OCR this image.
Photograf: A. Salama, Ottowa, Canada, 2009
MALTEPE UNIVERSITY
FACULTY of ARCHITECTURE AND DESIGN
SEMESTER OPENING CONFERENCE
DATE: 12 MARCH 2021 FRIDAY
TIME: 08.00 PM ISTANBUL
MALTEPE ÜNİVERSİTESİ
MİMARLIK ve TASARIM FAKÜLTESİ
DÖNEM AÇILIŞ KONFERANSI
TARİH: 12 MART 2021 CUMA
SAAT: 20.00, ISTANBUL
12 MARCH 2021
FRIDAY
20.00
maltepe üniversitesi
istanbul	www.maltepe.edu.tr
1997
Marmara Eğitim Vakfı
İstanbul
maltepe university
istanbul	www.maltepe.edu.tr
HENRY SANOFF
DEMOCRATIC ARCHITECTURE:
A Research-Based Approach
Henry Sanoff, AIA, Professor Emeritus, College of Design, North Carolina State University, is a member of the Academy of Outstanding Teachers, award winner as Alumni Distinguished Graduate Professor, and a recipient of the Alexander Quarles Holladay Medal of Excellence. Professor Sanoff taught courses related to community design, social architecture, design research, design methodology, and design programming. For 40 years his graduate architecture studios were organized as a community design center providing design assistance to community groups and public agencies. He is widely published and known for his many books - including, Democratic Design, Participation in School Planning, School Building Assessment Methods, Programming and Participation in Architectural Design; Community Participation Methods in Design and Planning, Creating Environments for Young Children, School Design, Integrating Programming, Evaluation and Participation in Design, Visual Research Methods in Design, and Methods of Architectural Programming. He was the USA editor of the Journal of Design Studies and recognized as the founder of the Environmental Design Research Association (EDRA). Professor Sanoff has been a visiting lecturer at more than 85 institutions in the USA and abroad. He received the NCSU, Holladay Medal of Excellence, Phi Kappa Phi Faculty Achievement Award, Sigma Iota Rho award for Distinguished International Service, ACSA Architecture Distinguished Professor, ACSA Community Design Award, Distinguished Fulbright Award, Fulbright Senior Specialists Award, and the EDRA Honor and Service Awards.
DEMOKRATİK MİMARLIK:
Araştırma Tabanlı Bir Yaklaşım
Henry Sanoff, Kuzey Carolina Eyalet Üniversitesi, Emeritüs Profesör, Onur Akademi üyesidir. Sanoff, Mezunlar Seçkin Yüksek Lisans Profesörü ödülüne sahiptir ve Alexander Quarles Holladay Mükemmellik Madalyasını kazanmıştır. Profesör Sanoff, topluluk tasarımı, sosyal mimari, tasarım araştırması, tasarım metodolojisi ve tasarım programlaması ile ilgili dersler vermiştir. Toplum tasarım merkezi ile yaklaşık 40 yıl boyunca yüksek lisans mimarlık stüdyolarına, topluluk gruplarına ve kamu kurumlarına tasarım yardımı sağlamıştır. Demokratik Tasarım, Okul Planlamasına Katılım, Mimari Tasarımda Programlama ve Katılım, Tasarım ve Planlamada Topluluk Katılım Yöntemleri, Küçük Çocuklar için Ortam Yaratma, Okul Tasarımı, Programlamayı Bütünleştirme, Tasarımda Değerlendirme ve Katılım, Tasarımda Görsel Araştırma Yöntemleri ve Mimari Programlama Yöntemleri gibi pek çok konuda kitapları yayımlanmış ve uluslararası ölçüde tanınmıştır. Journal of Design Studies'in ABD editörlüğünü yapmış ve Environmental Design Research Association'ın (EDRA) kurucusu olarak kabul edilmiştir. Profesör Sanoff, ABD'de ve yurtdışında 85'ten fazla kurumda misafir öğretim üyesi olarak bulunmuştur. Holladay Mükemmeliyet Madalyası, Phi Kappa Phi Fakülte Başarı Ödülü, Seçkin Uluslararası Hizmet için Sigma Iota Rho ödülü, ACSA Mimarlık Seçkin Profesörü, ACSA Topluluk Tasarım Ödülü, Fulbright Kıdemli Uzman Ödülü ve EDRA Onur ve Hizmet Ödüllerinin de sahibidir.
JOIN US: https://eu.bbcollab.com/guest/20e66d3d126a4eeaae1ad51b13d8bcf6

Exercise description.
Count the lines above that contain the word "MİMARLIK", and reply with only that number.

Solved problem.
2